> **Task brief**
How many lines in the records below hold the string "abgetötet"? Answer with the number alone.

[Data records]
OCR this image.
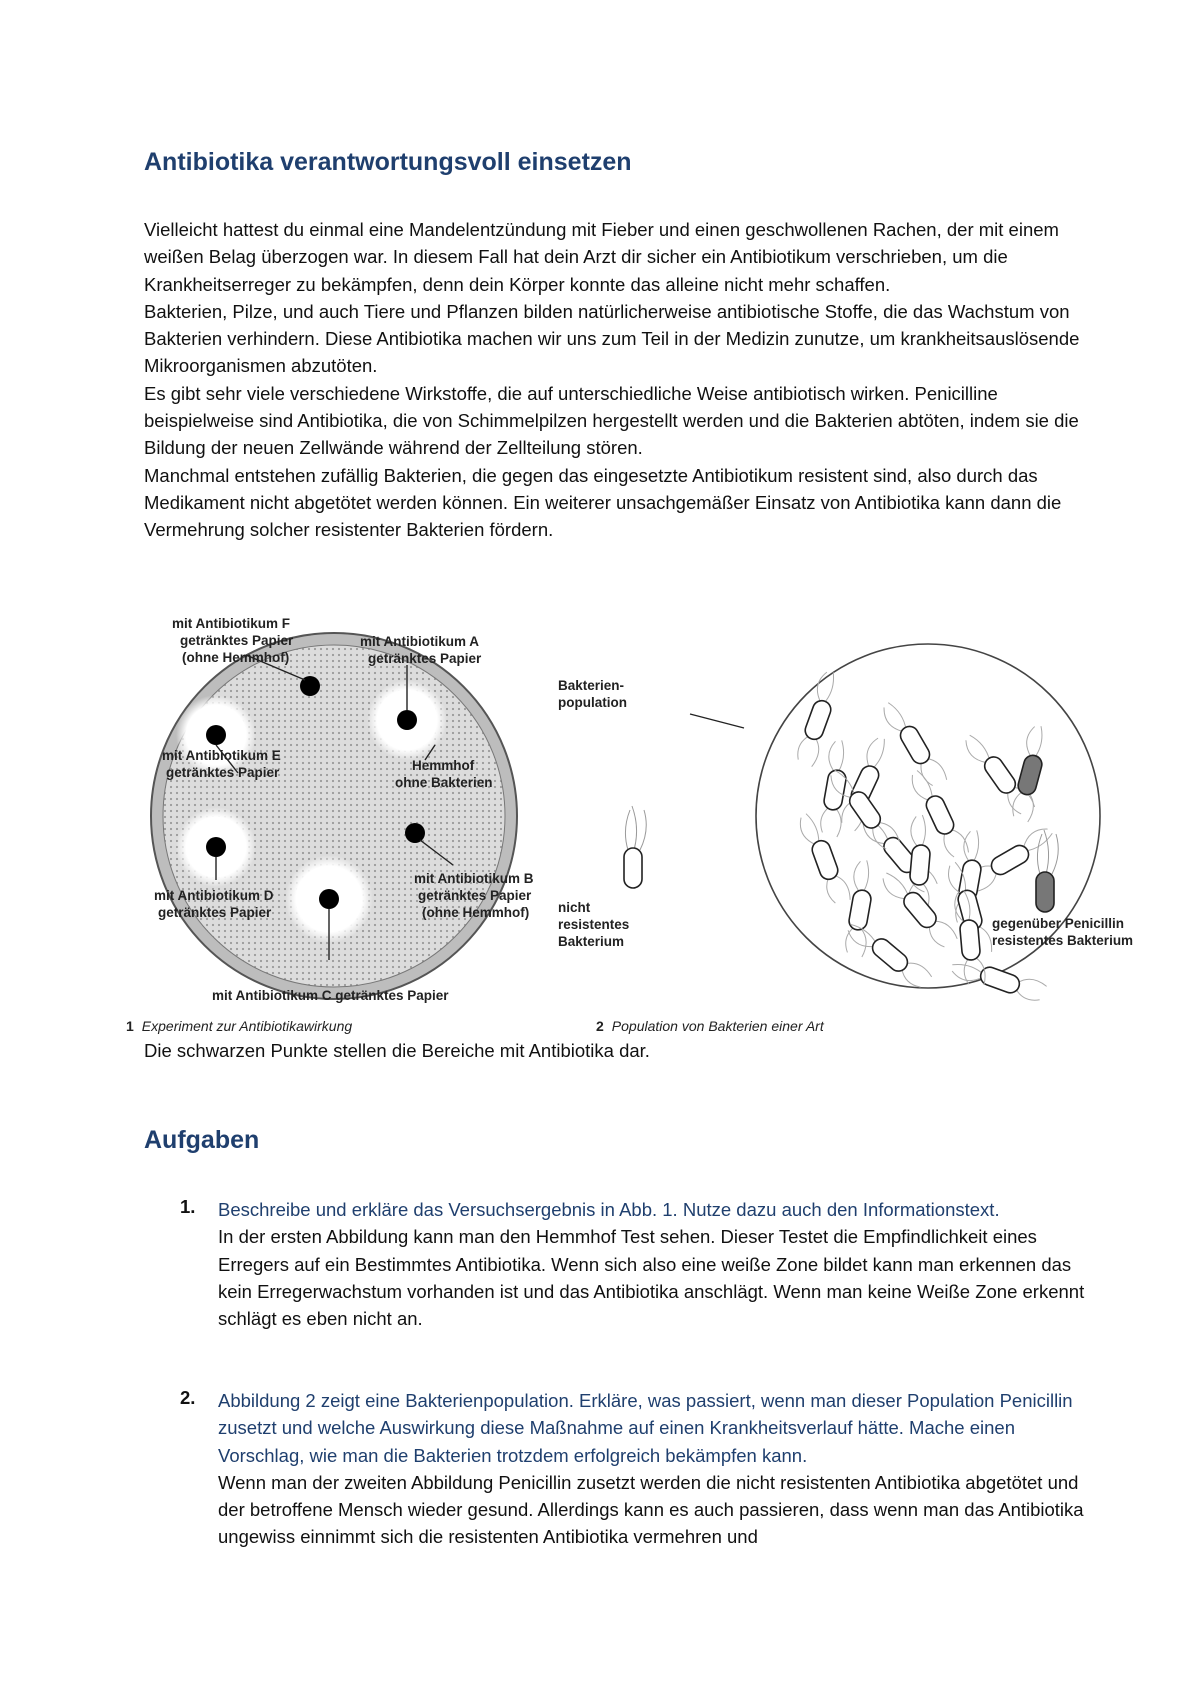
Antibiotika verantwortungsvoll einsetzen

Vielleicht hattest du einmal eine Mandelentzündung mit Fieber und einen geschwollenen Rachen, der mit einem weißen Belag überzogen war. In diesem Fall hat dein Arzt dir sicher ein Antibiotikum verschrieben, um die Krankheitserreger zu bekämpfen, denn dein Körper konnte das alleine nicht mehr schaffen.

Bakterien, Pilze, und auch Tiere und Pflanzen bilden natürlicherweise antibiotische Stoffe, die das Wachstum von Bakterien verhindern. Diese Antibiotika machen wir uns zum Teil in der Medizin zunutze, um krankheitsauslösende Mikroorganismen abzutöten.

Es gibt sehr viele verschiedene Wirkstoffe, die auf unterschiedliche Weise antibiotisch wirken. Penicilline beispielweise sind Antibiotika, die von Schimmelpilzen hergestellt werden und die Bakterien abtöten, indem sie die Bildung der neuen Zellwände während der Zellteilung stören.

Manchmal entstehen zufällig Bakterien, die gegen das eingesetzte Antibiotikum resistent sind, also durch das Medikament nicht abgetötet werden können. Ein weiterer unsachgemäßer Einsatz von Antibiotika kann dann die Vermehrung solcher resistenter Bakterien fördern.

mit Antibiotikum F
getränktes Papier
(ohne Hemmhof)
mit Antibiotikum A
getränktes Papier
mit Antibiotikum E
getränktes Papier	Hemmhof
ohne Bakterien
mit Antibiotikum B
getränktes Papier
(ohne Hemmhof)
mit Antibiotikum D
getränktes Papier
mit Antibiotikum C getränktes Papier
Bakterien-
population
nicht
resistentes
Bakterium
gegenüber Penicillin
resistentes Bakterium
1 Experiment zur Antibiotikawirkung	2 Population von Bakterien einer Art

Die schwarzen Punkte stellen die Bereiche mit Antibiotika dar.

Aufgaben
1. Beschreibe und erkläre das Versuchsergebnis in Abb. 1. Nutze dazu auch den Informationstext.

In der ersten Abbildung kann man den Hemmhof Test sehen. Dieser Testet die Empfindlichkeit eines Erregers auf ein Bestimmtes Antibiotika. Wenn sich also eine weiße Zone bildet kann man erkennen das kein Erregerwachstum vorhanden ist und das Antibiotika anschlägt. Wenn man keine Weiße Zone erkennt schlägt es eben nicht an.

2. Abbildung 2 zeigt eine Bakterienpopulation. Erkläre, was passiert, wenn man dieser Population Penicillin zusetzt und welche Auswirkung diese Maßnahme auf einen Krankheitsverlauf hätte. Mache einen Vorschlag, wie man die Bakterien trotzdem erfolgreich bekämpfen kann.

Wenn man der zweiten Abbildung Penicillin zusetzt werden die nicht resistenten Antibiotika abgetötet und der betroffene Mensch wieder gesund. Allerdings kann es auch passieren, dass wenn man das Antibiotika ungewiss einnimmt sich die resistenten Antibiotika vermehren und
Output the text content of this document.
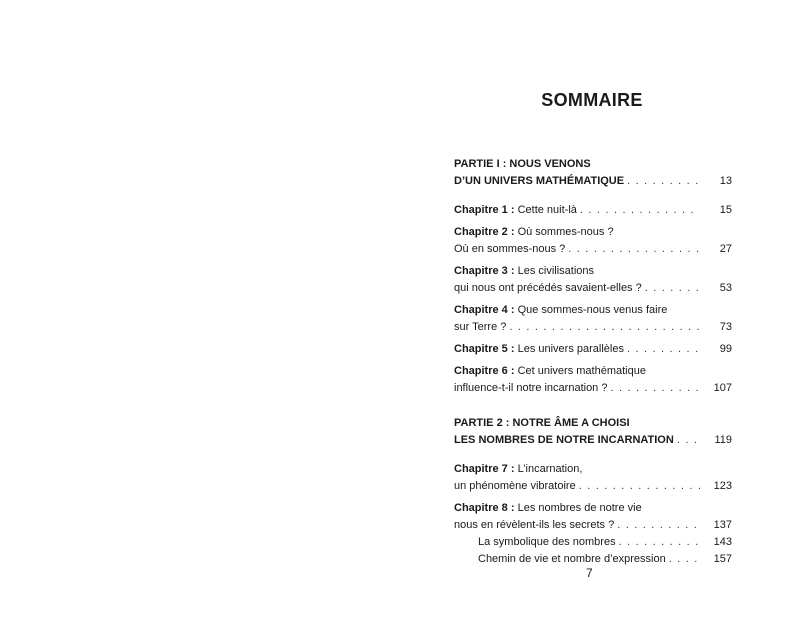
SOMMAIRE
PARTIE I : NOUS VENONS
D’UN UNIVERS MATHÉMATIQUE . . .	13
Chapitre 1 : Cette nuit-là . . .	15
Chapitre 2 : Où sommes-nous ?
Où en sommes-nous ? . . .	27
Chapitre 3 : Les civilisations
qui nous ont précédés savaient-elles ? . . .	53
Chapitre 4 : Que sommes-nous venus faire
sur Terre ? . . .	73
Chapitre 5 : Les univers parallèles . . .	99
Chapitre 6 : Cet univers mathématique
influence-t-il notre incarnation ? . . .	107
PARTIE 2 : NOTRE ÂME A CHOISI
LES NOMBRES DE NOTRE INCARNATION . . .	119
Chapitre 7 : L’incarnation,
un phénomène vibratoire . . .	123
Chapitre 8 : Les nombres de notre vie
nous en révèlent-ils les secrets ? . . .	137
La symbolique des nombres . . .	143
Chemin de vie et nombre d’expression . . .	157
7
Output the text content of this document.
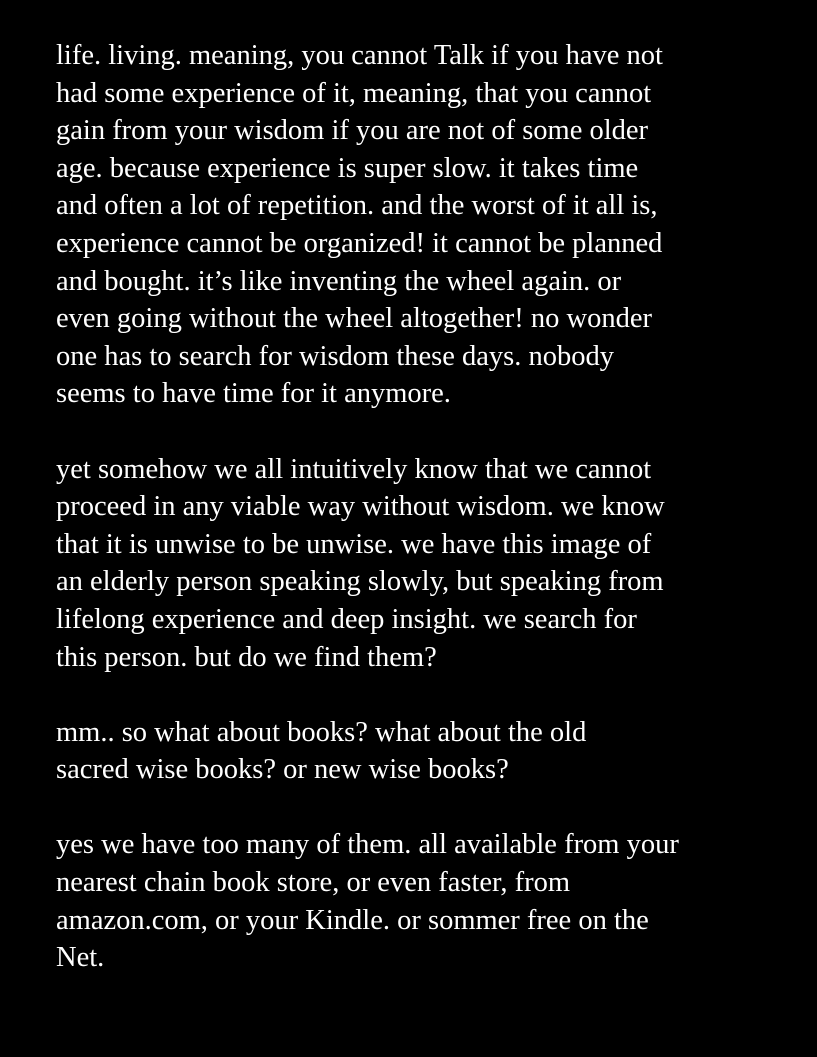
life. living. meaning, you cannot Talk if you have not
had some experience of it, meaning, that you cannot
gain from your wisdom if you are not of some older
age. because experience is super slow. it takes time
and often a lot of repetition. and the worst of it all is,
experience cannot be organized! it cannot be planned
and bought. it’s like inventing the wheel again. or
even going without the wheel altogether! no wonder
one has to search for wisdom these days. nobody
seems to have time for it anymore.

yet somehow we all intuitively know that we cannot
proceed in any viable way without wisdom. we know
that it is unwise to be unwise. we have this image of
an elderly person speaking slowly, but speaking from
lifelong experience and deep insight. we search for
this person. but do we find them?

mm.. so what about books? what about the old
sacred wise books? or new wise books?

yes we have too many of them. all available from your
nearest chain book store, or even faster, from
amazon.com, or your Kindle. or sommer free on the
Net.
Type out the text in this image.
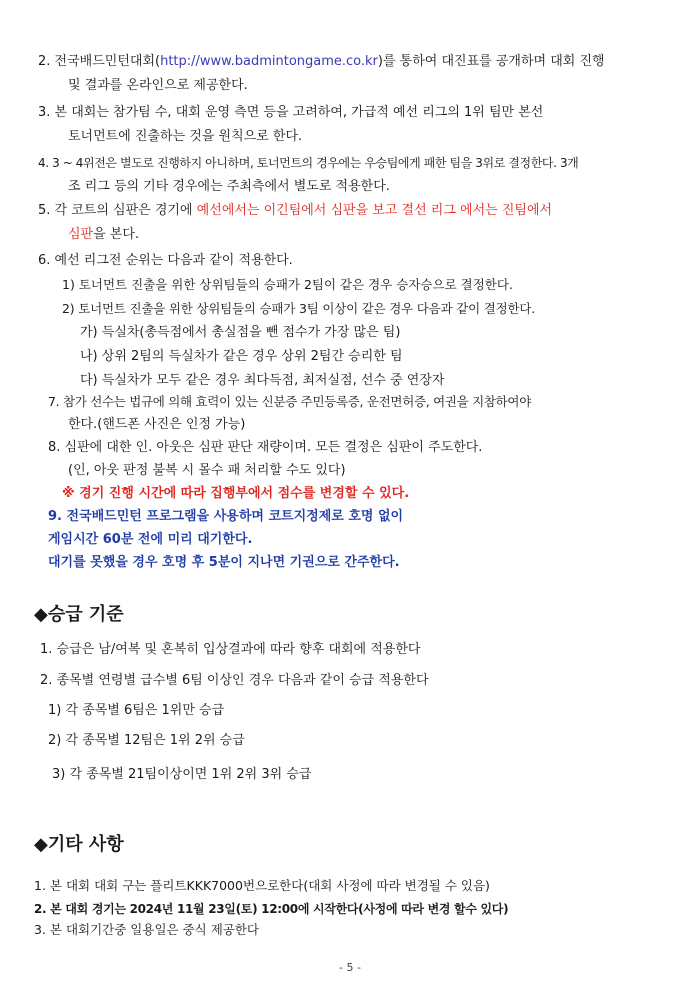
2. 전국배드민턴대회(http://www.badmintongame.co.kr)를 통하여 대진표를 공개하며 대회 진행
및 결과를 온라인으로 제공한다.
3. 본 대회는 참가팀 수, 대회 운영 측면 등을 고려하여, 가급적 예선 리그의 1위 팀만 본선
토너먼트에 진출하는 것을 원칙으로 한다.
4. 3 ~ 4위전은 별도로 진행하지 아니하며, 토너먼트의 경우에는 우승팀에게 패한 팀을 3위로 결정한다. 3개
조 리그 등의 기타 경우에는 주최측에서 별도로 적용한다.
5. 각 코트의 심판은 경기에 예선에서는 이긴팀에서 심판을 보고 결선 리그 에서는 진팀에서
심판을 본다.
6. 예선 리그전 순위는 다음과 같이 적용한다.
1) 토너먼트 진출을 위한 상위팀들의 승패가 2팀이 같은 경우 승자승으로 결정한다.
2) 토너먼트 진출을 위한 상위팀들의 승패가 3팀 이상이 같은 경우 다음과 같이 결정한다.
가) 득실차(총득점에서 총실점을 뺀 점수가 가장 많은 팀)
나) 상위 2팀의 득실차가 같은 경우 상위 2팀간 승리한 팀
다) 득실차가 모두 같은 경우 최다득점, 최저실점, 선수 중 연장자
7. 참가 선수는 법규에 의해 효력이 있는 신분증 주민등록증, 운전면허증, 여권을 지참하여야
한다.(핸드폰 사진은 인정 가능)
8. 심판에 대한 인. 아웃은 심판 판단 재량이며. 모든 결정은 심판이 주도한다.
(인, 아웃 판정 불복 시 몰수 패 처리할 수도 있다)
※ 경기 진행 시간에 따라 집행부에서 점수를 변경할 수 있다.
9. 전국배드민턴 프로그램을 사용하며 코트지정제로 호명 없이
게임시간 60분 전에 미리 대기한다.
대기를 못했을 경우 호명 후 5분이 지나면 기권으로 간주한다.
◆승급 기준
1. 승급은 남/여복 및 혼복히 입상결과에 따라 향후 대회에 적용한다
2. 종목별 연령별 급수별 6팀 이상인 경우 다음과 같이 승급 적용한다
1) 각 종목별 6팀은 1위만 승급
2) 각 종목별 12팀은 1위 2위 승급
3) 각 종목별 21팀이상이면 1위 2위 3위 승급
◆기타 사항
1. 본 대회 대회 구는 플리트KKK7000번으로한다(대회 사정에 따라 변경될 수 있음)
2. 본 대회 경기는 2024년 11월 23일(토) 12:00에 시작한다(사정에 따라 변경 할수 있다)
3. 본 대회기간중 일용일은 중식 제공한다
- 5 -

> **Response to this task**
2